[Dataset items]
--------
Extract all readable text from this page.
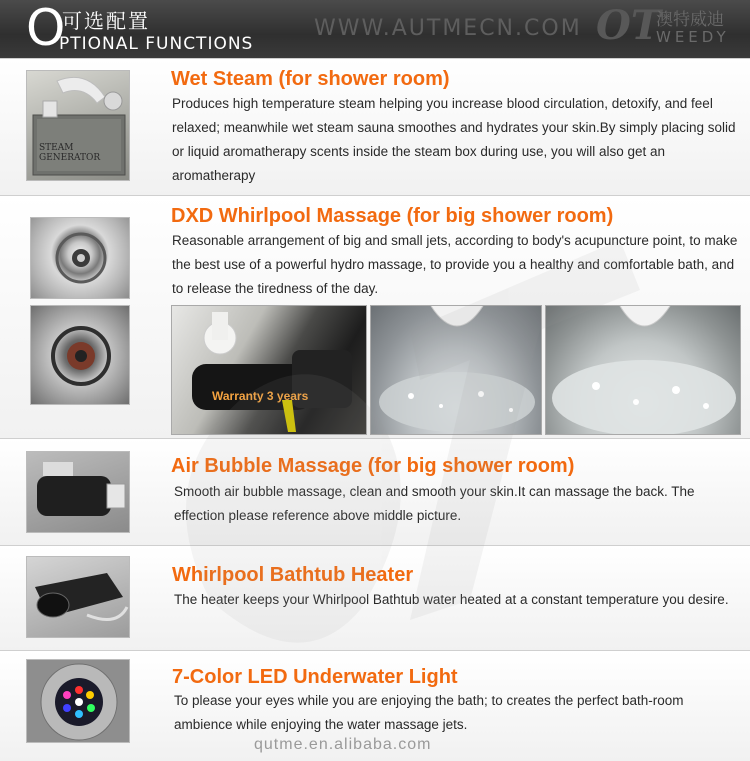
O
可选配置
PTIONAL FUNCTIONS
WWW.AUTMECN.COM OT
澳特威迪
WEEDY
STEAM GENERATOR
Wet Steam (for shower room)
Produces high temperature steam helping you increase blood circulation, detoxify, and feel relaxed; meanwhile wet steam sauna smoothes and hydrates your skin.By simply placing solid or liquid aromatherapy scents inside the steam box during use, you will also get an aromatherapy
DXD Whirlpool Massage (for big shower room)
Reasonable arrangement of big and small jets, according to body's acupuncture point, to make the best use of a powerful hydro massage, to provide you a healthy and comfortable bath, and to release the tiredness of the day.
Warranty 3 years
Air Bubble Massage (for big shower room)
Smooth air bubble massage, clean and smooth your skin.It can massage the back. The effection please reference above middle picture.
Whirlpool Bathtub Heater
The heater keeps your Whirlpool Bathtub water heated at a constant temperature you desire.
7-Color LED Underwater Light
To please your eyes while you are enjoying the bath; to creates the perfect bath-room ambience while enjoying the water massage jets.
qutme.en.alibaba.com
--------
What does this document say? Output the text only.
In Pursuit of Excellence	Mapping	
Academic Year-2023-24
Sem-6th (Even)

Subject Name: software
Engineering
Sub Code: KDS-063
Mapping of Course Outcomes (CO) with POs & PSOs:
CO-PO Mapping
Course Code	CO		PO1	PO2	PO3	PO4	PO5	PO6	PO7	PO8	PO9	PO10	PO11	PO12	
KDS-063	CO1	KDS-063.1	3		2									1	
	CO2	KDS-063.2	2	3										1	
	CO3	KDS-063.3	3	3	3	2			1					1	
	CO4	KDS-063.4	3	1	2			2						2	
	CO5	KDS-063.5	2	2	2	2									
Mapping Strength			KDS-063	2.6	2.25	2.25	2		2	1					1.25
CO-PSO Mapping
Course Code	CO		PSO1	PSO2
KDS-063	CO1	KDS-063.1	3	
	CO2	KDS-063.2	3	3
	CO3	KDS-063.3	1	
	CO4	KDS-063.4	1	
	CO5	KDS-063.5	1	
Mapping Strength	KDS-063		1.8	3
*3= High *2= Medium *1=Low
--------
Task statement -
Gather up every line in the data above that contains the word "Course", copying each one.

Exercise solution -
Mapping of Course Outcomes (CO) with POs & PSOs:
Course Code	CO		PO1	PO2	PO3	PO4	PO5	PO6	PO7	PO8	PO9	PO10	PO11	PO12	
Course Code	CO		PSO1	PSO2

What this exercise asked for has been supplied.